→ DOCUMENT
▼

Whereas England is much more amenable to looking at what is best for the primary caregiver because if the primary caregiver is happy then the kid is more likely to be happy. There have been some really nasty cases in Australia.
Can you give us an example of an Australian case?
A typical scenario is that an English girl falls in love with an Aussie, moves to Australia, has a baby and then discovers he is a jerk. The relationship terminates and she wants to go home to everything she has known in her life. But to the Australian courts will probably not allow her to take her child to live back home. If she does go home the English courts will send the child back to Australia and mum will obviously go back with her child and then she will be stuck in Australia feeling as if she is a prisoner. It happened to someone I know who is living in a remote part of NSW and it’s not fair but that’s the way the courts are there.
So that’s the outcome of the courts but how does it turn out for the mother? Does it affect her financially?
Yes absolutely. This particular person is living in a remote part of Australia. I think she’s got a job, but often they can’t get a job. She is lucky that her skills are international because she is a teacher. But most often it’s impossible for people living overseas to get a job at the same level because their qualifications may be based on qualifications that work at home but not in other countries.
What about the United States, how do courts view relocation?
American courts will look very carefully at what is best for the child based on what the mother’s and father’s circumstances are and looking at who has been providing most of the day-to-day care.
If I am representing a mother in a USA court who wants to make a relocation application, then I ask her to prepare a complete dossier. A presentation book, showing what her plan is for the child to be in the new place; photographs of exactly where he will live and where he will play; photographs of the back yard and the nearby park; a map showing the place where she will be living and its relationship to the school; a brochure from the school showing how great it is; what she will do for a living back home; photographs of all the family; and so on. It should be an entire presentation contrasting the life that she currently has in this particular state in America versus the life that she expects to have with her baby or young child in the country to which she wants to relocate.
Australia basically rejects it at the present time. I think it has to change because it produces great injustice.
Is New Zealand similar to Australia?
I deal with huge numbers of typically women, who just want to go home. They are the “trailing spouse,” they trail behind their husband as he moves to NZ, or they fell in love with him somewhere and he is from NZ and the deal was that they would settle there. When the relationship ends she is left with no network, family, no friends and sometimes no job.
This must have a huge emotional impact?

▲

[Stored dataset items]
▼

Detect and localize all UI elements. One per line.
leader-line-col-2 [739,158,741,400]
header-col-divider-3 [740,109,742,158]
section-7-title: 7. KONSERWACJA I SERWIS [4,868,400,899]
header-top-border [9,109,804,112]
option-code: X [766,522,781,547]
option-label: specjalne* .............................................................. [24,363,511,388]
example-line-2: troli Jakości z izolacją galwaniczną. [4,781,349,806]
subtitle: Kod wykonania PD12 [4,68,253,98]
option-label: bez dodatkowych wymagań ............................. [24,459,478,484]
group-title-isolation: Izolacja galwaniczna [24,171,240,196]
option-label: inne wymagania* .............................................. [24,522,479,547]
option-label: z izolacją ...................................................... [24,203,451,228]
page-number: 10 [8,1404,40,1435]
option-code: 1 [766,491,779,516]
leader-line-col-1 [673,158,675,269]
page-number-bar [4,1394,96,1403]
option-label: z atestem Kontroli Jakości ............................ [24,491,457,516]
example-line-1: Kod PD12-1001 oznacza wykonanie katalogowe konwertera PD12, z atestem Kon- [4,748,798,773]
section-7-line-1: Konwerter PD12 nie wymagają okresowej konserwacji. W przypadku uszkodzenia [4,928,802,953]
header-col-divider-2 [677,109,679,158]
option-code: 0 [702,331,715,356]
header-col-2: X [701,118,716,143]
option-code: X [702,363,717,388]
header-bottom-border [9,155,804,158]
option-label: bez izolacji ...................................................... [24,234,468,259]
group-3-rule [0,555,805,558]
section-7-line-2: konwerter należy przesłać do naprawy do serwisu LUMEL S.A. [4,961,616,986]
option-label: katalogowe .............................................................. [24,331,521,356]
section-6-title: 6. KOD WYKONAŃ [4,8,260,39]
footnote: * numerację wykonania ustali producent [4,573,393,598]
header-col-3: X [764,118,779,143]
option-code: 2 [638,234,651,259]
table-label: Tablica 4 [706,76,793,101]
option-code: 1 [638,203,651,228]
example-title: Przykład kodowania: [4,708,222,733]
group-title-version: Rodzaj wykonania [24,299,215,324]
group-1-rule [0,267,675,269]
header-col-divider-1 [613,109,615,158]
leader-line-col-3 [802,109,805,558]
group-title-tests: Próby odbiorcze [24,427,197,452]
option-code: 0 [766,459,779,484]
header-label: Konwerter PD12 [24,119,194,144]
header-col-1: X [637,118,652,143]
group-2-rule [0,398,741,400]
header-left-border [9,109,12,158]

▲

→ REQUEST
Carry on the interview about mothers seeking to relocate with their children after a relationship ends, picking up right after its final line.

→ IN RESPONSE
Emotionally they can be left with no sense of being a local. And suddenly they start to notice the bad things in the country and it becomes a downward spiral.
Is it different for applicants of older children than younger children in trying to relocate?
A child is free to relocate at the age of majority which varies from country to country. In reality the courts will allow it earlier if the child insists. The children’s point of view will be taken into account when they are a teenager or maybe a year or two before that depending on how mature they are. But it does often get easier when the child is a little older than a baby. It is easier for them to have visitation in the other country for long chunks of time. So that if mum goes back home to England for example, then an 8 year old can spend half the summer in NZ with dad and dad can come and visit once a year to England and they can talk every day on the webcam. You can have visitation for chunks of time that you can’t have with a young baby.
What are the real costs in getting a child returned if they are taken overseas?
Oh you can’t possibly answer that. I am sorry. It depends on what country. You have got to hire a lawyer in the country to which the child has been abducted. If the child has been abducted in England it is free because they give legal aid to everybody. If they have been abducted to America it is not free. It can be tens of thousands if not hundreds of thousands of dollars.
One thing that concerns me with local New Zealand law is existing Prevention Orders now have to be discharged for a parent to take the child for a holiday. It puts the burden of trust back on the parents.
It is a typical problem. If you are a parent and want to take the child away on a holiday, do you apply first? Or if you are the parent who is worried about the child being abducted do you need to go to court first?
I think you could take your children overseas on a holiday and say the other party verbally agreed. I wonder if there is anything here protecting the other or custodial parent.
Yeah it is dangerous, so the custodial parent has to be careful and perhaps not allow the non-custodial parent to have any of the child’s passports. It happens and often too late for parents that should have been more careful maybe. You often have to expect the worst in this kind of situation.
In terms of making private agreements, can people agree for the other spouse to take the child overseas? If it is a private written agreement will it stand in court?
A document that gives permission to one parent to take the child out of the country will prove that it was not a wrongful taking under the Hague Convention as consent to take the child away is a defence. So the defence is established if there is such a document, it can be a formal agreement or it can be an email.
But in terms of it being a mutual promise whereby the parent who has taken the child promises to return the child within a certain period of time, then it is not effective. The left-behind parent if he or she has a concern that the child might not be returned, needs to have an agreement made into a court order for it to have any effect.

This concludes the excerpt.